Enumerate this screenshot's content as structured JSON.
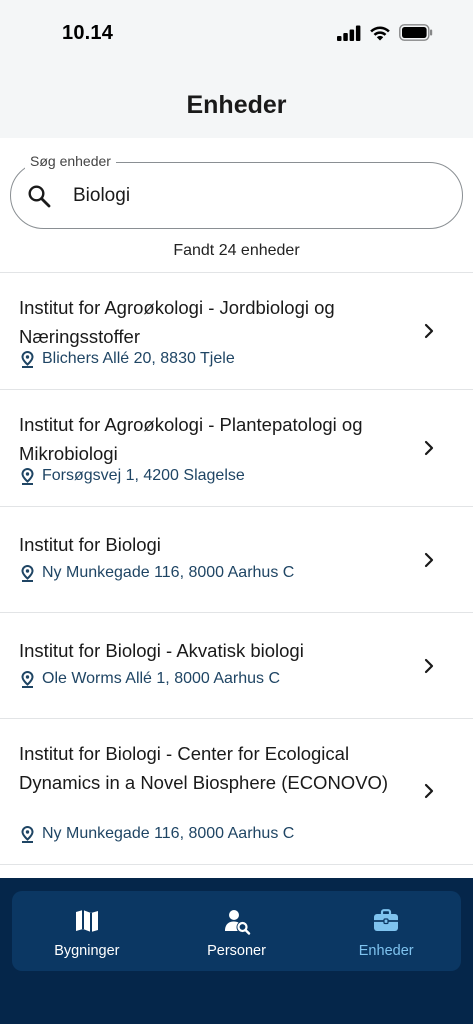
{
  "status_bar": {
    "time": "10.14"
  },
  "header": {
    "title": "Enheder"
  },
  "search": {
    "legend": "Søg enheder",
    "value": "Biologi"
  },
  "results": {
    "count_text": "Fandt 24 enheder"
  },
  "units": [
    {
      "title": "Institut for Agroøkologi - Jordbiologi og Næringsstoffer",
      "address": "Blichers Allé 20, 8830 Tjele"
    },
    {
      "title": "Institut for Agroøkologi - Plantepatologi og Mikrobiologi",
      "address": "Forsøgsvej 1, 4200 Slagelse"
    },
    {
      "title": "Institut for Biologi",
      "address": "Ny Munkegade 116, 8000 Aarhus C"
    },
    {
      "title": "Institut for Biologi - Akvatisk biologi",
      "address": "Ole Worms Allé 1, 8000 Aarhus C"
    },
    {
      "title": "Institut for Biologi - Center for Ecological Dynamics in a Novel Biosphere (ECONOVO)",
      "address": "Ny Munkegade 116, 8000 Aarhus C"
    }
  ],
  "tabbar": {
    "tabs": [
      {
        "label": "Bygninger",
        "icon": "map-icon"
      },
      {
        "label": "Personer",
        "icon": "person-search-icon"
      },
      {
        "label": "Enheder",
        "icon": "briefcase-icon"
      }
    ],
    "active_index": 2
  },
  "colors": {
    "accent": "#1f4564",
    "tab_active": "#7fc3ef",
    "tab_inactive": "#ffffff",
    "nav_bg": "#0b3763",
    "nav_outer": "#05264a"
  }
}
════════
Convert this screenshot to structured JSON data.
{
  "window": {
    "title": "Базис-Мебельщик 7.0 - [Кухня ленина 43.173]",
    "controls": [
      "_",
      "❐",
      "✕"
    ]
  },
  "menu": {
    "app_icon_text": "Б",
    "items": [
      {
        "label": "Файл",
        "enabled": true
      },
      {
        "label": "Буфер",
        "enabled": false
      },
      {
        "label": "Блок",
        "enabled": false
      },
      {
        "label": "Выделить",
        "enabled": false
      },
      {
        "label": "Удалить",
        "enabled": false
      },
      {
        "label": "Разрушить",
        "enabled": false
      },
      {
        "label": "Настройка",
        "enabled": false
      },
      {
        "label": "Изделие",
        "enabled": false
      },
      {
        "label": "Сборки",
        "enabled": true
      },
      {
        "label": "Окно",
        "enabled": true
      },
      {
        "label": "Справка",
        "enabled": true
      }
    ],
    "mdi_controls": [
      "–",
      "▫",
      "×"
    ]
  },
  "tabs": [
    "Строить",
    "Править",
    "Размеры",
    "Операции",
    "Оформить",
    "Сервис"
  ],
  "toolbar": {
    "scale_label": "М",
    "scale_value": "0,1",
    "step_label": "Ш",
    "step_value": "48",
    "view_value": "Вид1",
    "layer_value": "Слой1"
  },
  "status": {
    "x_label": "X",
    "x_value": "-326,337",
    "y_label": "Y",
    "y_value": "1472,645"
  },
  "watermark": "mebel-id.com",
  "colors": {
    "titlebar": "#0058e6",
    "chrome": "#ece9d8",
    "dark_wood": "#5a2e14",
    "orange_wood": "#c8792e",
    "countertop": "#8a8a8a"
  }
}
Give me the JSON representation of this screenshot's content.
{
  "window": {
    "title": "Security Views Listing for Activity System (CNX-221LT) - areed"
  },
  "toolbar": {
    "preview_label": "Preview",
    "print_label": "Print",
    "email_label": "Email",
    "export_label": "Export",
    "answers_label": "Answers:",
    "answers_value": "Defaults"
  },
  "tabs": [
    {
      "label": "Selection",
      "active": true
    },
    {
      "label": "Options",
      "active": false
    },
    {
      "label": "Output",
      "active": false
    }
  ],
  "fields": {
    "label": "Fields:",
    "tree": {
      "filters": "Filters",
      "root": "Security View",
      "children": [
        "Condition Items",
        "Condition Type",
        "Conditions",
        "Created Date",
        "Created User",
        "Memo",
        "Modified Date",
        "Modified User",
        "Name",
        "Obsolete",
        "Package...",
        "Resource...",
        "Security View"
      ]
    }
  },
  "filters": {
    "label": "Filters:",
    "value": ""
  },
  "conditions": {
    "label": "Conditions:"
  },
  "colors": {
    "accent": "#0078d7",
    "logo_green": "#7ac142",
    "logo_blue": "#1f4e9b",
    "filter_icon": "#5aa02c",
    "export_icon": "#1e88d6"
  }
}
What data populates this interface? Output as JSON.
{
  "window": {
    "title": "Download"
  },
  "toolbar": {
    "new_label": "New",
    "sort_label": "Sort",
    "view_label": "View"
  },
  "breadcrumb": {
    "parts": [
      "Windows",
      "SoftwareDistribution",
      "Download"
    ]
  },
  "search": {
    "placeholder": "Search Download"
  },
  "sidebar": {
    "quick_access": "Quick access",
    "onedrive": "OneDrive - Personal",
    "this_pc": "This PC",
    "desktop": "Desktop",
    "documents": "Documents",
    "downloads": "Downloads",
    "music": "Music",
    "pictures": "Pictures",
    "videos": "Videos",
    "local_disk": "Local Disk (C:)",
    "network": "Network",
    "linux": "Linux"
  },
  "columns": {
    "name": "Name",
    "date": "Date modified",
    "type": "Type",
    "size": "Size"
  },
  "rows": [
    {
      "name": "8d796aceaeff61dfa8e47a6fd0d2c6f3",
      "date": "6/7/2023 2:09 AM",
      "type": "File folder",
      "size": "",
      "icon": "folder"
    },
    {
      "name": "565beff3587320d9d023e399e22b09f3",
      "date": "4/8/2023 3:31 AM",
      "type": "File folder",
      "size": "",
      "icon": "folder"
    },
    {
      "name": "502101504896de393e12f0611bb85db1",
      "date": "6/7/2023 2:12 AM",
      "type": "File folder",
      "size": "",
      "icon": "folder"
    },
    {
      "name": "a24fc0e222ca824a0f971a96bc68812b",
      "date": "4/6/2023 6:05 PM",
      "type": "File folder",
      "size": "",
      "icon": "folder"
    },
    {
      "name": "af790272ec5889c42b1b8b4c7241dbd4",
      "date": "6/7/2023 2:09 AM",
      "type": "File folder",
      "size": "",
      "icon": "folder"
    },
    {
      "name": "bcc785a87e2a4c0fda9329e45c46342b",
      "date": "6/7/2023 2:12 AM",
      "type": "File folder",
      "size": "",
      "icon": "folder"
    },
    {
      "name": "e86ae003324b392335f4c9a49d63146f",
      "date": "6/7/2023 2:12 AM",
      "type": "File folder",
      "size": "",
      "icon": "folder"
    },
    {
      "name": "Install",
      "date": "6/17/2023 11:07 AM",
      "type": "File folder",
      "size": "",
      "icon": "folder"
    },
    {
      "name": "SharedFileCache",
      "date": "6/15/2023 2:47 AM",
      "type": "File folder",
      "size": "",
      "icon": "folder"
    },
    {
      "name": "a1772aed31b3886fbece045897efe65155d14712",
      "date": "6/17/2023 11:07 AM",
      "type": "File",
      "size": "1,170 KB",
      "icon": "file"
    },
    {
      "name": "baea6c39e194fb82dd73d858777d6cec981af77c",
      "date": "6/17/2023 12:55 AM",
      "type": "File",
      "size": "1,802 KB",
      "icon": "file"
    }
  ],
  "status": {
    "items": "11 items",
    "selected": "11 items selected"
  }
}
════════
SHORT TASK
Lines containing the word "JSON" must all be returned from the material above.

OUTPUT
Enumerate this screenshot's content as structured JSON.
Convert this screenshot to structured JSON data.
Give me the JSON representation of this screenshot's content.
What data populates this interface? Output as JSON.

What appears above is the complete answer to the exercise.